** Your instructions **
Write out, exactly as they appear, only the lines running from the line with "Parse this screenshot: output" to the final line of the listing; include both.

** Task material **
begin

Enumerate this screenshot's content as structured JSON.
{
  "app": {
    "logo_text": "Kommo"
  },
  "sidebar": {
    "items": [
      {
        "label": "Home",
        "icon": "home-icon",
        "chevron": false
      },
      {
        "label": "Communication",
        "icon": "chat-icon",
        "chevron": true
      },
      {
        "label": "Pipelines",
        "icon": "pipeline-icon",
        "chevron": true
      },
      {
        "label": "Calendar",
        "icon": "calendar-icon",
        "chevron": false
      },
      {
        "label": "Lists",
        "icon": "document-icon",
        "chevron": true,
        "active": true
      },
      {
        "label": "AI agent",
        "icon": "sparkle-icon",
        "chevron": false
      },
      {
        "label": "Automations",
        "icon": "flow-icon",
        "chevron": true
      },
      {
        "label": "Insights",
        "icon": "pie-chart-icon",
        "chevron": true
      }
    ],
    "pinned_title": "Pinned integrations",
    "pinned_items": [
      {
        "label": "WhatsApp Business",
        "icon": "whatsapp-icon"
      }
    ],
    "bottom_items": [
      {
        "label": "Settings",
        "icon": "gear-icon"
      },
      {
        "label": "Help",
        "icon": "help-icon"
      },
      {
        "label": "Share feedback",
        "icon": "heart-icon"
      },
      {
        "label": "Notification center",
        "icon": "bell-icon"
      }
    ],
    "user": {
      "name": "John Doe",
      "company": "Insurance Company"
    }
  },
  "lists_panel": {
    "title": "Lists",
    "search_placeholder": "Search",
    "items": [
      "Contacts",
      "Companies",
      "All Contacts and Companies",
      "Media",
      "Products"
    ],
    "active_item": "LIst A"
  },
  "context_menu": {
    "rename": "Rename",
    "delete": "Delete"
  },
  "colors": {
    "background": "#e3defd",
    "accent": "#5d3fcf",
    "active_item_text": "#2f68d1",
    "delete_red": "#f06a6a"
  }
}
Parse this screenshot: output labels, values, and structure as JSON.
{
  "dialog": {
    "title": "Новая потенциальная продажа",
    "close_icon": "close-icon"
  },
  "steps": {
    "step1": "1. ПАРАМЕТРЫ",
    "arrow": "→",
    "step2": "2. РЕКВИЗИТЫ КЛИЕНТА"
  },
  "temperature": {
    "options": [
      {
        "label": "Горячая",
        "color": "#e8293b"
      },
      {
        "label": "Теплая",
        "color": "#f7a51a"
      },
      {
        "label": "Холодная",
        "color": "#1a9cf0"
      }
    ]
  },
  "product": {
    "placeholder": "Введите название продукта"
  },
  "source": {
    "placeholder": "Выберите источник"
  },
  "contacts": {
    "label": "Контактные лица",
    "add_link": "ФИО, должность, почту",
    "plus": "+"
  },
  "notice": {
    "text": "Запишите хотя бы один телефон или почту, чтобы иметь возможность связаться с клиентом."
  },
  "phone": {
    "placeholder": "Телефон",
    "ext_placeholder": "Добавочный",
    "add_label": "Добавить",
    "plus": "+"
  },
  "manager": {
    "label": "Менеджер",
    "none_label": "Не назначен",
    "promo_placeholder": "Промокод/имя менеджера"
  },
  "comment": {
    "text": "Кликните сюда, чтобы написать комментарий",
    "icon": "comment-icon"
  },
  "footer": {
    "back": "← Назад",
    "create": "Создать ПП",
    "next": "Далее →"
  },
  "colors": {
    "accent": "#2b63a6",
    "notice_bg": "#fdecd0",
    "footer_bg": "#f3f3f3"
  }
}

end

** The solution **
Parse this screenshot: output labels, values, and structure as JSON.
{
  "dialog": {
    "title": "Новая потенциальная продажа",
    "close_icon": "close-icon"
  },
  "steps": {
    "step1": "1. ПАРАМЕТРЫ",
    "arrow": "→",
    "step2": "2. РЕКВИЗИТЫ КЛИЕНТА"
  },
  "temperature": {
    "options": [
      {
        "label": "Горячая",
        "color": "#e8293b"
      },
      {
        "label": "Теплая",
        "color": "#f7a51a"
      },
      {
        "label": "Холодная",
        "color": "#1a9cf0"
      }
    ]
  },
  "product": {
    "placeholder": "Введите название продукта"
  },
  "source": {
    "placeholder": "Выберите источник"
  },
  "contacts": {
    "label": "Контактные лица",
    "add_link": "ФИО, должность, почту",
    "plus": "+"
  },
  "notice": {
    "text": "Запишите хотя бы один телефон или почту, чтобы иметь возможность связаться с клиентом."
  },
  "phone": {
    "placeholder": "Телефон",
    "ext_placeholder": "Добавочный",
    "add_label": "Добавить",
    "plus": "+"
  },
  "manager": {
    "label": "Менеджер",
    "none_label": "Не назначен",
    "promo_placeholder": "Промокод/имя менеджера"
  },
  "comment": {
    "text": "Кликните сюда, чтобы написать комментарий",
    "icon": "comment-icon"
  },
  "footer": {
    "back": "← Назад",
    "create": "Создать ПП",
    "next": "Далее →"
  },
  "colors": {
    "accent": "#2b63a6",
    "notice_bg": "#fdecd0",
    "footer_bg": "#f3f3f3"
  }
}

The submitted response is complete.